Working data:

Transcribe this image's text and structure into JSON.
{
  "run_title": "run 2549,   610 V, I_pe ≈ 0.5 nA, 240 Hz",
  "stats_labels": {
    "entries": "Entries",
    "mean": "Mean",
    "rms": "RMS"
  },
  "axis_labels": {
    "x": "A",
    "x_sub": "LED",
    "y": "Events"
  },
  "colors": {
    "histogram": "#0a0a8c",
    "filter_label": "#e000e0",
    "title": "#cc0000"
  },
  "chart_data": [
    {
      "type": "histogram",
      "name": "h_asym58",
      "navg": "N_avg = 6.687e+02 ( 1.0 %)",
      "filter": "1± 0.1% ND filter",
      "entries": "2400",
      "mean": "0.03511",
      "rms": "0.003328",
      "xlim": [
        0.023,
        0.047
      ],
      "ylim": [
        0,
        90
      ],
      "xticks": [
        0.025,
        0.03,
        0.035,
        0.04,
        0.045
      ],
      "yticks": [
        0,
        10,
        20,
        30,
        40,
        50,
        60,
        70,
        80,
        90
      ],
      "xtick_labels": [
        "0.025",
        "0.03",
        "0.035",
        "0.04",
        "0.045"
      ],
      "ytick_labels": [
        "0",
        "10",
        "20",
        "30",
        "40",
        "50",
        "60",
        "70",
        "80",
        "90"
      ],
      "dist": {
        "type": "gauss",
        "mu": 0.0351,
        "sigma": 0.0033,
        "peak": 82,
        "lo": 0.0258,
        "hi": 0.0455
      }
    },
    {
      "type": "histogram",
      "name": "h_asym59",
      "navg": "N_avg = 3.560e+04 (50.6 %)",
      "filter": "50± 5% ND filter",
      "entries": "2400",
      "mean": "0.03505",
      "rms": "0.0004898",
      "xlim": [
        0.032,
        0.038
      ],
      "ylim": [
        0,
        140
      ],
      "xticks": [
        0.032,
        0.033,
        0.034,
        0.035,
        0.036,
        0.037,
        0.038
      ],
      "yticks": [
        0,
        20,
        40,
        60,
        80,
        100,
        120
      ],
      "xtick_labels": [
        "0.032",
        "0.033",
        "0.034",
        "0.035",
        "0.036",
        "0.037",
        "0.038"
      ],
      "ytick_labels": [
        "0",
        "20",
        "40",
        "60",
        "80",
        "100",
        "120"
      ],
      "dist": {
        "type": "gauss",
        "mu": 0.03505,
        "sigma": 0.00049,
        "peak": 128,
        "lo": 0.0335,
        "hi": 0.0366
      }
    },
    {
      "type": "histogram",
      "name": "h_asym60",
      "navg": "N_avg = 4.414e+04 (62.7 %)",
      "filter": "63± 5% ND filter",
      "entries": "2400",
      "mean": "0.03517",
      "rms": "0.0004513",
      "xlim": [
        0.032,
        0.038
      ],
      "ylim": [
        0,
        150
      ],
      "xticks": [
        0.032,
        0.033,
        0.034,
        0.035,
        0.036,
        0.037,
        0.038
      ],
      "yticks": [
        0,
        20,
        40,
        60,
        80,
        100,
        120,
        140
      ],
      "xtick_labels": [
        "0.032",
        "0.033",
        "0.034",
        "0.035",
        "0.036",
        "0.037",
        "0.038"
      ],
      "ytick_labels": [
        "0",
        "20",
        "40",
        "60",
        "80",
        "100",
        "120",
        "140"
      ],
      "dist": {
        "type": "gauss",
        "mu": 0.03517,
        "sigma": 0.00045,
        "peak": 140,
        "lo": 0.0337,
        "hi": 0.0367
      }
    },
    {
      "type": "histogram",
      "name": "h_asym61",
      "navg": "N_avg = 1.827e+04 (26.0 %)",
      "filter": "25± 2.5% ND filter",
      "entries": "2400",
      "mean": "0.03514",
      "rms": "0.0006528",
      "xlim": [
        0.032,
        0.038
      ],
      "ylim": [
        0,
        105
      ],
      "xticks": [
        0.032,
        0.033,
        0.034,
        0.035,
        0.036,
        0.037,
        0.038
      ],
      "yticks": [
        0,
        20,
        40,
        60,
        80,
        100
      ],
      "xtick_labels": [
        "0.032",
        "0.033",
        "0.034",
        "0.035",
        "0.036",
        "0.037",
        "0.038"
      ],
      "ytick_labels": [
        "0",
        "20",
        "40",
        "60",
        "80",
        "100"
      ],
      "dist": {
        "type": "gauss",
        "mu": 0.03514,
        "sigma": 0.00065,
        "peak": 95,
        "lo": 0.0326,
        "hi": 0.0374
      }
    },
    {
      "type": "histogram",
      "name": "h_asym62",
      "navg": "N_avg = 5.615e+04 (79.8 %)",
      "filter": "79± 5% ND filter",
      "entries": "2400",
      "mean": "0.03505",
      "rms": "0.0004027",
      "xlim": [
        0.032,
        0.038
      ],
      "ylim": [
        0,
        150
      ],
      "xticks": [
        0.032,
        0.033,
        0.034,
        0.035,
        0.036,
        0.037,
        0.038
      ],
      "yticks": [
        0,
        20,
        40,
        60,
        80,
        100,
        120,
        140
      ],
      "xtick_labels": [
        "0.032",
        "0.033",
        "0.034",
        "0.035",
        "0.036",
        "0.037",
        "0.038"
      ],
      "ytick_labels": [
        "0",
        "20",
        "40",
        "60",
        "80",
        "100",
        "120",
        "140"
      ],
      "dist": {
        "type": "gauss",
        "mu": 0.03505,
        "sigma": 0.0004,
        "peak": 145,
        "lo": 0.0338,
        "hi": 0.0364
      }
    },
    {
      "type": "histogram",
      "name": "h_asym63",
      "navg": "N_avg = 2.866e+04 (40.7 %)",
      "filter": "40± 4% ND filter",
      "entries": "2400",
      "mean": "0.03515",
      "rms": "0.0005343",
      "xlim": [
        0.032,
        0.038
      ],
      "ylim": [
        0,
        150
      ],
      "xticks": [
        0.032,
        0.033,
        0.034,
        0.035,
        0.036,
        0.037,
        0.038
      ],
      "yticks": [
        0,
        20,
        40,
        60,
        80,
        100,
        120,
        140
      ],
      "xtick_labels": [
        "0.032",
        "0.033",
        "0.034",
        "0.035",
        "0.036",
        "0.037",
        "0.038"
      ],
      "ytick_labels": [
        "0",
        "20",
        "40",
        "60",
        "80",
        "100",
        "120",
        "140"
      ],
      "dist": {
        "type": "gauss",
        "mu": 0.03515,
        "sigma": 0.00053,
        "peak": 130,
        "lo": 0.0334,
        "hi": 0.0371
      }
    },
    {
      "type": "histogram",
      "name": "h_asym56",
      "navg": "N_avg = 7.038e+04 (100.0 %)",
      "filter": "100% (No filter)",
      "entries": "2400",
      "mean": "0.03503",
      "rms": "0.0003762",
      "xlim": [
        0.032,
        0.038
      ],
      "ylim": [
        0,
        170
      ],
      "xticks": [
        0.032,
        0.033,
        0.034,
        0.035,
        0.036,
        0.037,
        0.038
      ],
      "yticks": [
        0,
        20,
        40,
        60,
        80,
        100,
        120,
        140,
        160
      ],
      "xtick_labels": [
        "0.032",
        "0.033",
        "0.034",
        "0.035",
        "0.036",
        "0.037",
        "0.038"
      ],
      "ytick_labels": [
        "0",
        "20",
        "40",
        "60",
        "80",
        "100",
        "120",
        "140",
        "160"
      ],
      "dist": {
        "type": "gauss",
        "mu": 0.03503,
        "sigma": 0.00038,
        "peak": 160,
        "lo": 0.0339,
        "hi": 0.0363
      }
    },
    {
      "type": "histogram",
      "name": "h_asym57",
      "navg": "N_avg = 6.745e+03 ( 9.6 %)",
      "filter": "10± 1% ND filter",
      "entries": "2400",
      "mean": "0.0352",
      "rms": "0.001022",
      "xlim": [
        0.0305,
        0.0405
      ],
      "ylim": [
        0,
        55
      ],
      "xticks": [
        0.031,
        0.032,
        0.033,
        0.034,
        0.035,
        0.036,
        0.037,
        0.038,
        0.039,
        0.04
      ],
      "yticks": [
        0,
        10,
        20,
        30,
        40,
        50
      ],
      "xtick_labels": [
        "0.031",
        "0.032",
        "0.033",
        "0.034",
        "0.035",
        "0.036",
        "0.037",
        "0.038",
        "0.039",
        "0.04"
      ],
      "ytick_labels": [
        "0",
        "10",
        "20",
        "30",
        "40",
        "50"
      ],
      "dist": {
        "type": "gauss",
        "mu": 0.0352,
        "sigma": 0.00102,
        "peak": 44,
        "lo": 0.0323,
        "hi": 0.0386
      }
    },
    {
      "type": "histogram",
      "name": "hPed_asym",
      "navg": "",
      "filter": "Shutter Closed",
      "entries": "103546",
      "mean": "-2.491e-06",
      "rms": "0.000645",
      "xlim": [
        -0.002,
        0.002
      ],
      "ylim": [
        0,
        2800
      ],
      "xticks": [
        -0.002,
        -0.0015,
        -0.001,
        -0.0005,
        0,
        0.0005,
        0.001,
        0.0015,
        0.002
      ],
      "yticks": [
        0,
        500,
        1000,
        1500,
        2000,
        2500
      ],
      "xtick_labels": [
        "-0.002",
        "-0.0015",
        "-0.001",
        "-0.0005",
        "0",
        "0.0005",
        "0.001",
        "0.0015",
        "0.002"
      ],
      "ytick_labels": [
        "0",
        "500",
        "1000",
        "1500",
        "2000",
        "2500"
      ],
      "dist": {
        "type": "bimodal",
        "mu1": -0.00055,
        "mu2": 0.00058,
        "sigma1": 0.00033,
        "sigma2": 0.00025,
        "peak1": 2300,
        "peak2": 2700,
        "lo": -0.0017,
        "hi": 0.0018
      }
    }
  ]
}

Aim: Where a line holds "mean", copy that line.

Task response:
    "mean": "Mean",
      "mean": "0.03511",
      "mean": "0.03505",
      "mean": "0.03517",
      "mean": "0.03514",
      "mean": "0.03505",
      "mean": "0.03515",
      "mean": "0.03503",
      "mean": "0.0352",
      "mean": "-2.491e-06",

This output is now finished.